▸ **What you are asked to do**: Spot every line with the word "xlabel" and return it.

_ _ _ _ _ _ _

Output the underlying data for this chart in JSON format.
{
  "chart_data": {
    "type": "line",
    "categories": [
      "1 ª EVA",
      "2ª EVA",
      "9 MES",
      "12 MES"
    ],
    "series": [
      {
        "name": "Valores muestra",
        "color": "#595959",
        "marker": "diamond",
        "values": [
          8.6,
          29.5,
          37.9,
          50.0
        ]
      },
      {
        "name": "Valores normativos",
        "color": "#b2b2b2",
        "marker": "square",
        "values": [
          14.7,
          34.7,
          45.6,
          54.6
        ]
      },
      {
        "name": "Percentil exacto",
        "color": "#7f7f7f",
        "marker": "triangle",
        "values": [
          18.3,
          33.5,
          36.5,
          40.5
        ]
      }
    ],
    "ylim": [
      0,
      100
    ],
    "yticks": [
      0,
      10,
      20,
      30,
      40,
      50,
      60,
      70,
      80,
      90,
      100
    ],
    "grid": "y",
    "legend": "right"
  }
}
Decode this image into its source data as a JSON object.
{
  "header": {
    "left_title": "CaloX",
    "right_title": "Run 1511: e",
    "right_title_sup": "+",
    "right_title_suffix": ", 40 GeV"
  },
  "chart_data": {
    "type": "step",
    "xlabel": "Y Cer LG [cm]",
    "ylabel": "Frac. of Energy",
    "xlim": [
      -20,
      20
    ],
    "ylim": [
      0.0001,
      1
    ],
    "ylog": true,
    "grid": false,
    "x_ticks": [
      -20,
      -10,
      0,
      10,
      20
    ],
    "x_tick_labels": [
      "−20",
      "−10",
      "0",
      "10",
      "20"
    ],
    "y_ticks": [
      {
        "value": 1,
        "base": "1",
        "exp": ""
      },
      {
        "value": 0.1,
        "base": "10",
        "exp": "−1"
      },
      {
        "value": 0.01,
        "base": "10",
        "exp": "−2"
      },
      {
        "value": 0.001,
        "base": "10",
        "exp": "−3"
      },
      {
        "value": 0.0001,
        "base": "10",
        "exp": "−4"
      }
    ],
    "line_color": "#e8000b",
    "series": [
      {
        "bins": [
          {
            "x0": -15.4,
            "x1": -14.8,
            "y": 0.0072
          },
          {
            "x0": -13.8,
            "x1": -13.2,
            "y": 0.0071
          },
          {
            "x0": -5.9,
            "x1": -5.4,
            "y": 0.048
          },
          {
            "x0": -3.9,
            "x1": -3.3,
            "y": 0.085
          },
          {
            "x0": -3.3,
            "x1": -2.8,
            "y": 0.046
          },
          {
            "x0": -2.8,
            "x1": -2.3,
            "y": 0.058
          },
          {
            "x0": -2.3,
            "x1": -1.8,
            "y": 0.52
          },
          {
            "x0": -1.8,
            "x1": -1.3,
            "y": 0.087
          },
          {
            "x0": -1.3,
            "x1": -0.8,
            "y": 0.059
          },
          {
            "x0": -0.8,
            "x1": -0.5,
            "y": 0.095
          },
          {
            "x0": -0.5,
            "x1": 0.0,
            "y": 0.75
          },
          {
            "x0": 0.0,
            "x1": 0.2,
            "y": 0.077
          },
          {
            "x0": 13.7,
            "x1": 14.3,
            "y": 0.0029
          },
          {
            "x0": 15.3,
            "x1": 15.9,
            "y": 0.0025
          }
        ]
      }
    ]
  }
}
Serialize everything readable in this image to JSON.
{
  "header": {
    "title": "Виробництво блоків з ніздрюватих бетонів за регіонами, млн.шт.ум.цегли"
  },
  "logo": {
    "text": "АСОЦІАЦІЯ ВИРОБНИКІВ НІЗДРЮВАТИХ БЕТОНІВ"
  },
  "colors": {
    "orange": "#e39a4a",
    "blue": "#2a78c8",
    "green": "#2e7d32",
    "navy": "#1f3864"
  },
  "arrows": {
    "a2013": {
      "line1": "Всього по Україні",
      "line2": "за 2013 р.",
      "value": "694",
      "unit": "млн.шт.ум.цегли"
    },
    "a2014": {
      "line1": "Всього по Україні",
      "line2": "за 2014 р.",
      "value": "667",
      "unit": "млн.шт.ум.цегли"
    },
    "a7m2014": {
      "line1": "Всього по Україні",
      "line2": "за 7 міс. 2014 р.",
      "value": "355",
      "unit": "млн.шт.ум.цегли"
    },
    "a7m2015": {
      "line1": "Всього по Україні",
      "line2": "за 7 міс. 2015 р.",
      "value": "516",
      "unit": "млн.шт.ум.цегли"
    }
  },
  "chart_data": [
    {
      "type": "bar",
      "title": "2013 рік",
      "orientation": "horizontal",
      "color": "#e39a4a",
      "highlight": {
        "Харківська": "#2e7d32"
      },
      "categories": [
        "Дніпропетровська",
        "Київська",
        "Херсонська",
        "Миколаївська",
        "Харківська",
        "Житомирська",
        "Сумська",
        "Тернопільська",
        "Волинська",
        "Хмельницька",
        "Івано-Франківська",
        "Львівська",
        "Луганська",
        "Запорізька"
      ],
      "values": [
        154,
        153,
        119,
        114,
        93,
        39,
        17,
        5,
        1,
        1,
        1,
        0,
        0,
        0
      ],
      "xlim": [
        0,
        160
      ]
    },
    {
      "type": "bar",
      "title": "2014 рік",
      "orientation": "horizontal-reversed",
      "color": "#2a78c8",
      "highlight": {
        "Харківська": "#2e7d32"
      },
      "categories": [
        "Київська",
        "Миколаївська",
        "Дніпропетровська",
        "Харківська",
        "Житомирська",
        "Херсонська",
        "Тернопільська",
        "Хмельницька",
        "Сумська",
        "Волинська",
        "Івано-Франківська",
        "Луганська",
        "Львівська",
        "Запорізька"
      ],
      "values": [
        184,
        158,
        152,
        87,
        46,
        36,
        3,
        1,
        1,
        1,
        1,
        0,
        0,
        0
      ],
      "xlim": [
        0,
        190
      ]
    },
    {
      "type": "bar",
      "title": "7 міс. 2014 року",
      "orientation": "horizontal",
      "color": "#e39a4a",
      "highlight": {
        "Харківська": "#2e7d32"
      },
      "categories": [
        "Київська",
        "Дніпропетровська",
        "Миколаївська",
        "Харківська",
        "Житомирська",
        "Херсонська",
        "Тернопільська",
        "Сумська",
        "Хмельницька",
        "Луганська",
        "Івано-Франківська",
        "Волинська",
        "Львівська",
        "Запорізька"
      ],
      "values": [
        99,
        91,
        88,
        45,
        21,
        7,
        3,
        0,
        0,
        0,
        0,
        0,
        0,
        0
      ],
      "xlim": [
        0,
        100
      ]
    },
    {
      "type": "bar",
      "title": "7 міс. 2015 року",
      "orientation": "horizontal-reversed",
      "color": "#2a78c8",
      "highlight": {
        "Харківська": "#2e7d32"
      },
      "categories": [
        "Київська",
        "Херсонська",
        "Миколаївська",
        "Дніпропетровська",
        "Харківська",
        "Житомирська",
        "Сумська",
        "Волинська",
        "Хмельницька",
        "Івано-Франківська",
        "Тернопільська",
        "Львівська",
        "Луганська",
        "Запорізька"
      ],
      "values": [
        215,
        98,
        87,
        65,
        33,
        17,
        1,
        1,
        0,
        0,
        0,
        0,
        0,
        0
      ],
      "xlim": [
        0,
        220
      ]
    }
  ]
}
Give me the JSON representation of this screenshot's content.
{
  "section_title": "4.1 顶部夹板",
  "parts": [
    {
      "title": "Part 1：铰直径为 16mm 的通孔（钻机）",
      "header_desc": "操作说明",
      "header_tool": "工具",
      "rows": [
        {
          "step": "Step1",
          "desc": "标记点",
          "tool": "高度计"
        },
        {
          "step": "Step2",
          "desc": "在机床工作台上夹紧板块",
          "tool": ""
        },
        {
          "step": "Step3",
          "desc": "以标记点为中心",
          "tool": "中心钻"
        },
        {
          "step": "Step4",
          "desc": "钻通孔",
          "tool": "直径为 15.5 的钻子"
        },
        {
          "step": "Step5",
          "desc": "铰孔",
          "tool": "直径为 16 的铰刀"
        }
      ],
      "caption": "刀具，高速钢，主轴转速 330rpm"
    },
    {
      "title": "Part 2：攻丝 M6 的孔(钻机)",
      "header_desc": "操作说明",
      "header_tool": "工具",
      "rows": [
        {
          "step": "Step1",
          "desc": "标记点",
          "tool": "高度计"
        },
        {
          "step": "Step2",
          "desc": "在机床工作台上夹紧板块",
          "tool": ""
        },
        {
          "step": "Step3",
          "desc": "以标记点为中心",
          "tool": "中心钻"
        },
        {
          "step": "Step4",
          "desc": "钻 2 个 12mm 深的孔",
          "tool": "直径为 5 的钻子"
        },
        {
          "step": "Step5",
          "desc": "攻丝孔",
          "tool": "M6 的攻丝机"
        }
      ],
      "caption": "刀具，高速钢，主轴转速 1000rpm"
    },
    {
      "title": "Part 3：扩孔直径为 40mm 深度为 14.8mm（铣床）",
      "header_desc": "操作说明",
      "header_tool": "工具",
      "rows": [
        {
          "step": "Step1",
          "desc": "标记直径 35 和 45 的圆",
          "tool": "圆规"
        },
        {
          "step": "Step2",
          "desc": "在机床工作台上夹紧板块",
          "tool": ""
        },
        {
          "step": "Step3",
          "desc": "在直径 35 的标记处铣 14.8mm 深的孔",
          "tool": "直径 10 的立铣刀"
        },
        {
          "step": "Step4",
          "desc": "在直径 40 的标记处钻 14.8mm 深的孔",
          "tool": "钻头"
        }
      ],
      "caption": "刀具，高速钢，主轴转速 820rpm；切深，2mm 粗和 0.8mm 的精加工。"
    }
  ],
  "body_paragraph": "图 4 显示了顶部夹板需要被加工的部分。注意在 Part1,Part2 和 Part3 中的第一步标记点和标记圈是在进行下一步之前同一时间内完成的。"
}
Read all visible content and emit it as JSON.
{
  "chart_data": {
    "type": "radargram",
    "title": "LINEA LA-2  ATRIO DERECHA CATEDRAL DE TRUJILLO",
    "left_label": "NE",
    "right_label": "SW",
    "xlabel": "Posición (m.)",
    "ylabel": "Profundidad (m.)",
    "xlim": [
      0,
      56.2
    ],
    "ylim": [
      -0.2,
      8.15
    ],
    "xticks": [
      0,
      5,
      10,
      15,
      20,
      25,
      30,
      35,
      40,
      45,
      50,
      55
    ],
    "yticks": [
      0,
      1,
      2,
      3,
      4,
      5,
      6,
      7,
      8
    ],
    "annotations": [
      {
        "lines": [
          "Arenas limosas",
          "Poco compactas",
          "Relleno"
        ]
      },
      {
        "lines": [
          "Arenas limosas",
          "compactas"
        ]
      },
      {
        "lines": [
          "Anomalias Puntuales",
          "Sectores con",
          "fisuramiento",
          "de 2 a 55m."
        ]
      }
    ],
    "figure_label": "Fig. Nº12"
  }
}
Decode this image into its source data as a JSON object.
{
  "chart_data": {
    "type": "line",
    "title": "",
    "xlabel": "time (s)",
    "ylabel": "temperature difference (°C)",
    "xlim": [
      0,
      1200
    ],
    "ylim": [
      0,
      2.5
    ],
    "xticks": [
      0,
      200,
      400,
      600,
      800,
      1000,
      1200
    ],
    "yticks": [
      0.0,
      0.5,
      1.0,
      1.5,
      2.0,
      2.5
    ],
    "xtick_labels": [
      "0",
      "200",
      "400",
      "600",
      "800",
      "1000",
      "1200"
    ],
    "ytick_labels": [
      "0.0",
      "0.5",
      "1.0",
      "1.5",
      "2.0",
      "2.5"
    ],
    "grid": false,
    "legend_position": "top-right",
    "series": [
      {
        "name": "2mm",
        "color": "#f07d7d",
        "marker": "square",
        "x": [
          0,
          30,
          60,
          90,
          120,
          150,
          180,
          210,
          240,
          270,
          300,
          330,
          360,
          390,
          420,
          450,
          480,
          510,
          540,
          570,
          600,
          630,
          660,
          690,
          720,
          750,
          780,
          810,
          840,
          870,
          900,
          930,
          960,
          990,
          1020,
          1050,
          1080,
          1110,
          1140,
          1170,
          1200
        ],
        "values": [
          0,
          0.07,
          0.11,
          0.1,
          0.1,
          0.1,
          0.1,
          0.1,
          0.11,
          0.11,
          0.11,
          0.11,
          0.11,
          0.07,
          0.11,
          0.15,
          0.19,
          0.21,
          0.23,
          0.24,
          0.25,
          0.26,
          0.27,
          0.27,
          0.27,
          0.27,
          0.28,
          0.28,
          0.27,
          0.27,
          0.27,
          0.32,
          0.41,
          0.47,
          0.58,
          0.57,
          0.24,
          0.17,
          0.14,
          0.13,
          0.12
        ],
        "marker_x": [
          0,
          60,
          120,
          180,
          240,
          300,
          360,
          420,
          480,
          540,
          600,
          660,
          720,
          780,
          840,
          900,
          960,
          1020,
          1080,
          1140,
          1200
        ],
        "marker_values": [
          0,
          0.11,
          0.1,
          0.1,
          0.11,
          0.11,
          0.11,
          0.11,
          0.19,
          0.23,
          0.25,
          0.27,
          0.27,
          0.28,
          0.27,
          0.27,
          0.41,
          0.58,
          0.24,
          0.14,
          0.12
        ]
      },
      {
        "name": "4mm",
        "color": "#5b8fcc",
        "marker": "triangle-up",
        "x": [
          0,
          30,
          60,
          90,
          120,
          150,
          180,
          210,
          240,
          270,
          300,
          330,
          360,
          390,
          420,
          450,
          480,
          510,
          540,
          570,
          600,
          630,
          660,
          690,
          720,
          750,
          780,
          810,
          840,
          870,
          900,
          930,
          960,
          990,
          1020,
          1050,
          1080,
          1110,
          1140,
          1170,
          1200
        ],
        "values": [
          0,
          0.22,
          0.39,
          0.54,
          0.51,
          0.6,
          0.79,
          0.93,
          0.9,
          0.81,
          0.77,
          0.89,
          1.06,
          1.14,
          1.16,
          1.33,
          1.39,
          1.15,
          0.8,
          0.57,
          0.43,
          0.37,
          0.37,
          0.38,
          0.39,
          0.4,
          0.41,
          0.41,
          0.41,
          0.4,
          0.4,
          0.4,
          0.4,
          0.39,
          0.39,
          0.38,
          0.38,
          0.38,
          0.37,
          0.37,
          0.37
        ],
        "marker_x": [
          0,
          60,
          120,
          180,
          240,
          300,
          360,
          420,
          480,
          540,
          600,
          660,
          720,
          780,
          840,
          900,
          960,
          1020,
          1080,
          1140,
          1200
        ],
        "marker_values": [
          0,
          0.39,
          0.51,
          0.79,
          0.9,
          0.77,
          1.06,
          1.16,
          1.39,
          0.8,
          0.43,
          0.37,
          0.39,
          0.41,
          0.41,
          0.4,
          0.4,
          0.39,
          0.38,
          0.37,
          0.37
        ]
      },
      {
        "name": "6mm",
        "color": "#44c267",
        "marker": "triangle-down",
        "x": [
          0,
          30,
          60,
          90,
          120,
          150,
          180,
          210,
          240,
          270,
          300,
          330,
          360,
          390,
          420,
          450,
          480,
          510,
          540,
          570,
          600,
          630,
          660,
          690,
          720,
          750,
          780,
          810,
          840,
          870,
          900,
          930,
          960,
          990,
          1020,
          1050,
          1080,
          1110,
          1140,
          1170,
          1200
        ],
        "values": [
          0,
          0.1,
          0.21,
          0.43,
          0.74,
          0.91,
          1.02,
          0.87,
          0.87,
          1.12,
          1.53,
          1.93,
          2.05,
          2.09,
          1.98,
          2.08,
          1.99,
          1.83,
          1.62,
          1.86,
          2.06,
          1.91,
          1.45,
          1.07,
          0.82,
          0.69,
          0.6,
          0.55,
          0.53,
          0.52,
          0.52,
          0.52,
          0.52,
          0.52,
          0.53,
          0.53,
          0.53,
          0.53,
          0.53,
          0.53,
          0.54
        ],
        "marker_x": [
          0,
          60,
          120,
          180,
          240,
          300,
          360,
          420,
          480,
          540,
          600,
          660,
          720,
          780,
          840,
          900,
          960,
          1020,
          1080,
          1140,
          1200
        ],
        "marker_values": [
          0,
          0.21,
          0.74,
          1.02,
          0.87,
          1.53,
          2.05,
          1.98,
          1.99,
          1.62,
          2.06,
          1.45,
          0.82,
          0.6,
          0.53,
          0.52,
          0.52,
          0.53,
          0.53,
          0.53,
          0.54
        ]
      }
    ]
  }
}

_ _ _ _ _ _ _

▸ **Output of the task**:
    "xlabel": "Y Cer LG [cm]",
    "xlabel": "Posición (m.)",
    "xlabel": "time (s)",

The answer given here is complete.